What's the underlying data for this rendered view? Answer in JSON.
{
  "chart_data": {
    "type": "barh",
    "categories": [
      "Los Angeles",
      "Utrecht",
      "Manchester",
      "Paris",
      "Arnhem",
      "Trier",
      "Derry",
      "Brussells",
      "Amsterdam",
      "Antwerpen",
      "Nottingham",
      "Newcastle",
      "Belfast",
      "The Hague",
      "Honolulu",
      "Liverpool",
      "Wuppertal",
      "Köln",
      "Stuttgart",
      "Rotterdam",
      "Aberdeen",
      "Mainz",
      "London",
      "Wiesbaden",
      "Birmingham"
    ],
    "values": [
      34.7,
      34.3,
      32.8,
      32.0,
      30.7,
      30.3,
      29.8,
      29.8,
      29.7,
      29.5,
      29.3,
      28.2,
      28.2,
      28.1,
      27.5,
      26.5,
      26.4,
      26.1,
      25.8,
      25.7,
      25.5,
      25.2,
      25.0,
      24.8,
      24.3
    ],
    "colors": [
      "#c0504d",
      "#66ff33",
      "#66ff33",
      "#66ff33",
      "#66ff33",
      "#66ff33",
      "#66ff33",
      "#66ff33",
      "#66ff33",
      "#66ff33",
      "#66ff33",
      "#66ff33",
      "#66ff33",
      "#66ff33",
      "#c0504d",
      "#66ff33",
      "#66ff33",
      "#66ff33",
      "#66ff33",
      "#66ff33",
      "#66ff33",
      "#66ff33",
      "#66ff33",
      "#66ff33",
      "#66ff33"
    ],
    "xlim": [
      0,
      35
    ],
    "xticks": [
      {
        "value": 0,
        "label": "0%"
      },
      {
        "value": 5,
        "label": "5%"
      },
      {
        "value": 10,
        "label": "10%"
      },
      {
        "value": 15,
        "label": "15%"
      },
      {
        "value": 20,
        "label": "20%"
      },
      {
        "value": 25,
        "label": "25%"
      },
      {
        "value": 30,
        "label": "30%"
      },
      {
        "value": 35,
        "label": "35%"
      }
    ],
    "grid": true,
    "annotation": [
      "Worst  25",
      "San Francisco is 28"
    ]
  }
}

### [Written instruction]
Gather from the records above every line containing the string "label".

### [Task response]
        "label": "0%"
        "label": "5%"
        "label": "10%"
        "label": "15%"
        "label": "20%"
        "label": "25%"
        "label": "30%"
        "label": "35%"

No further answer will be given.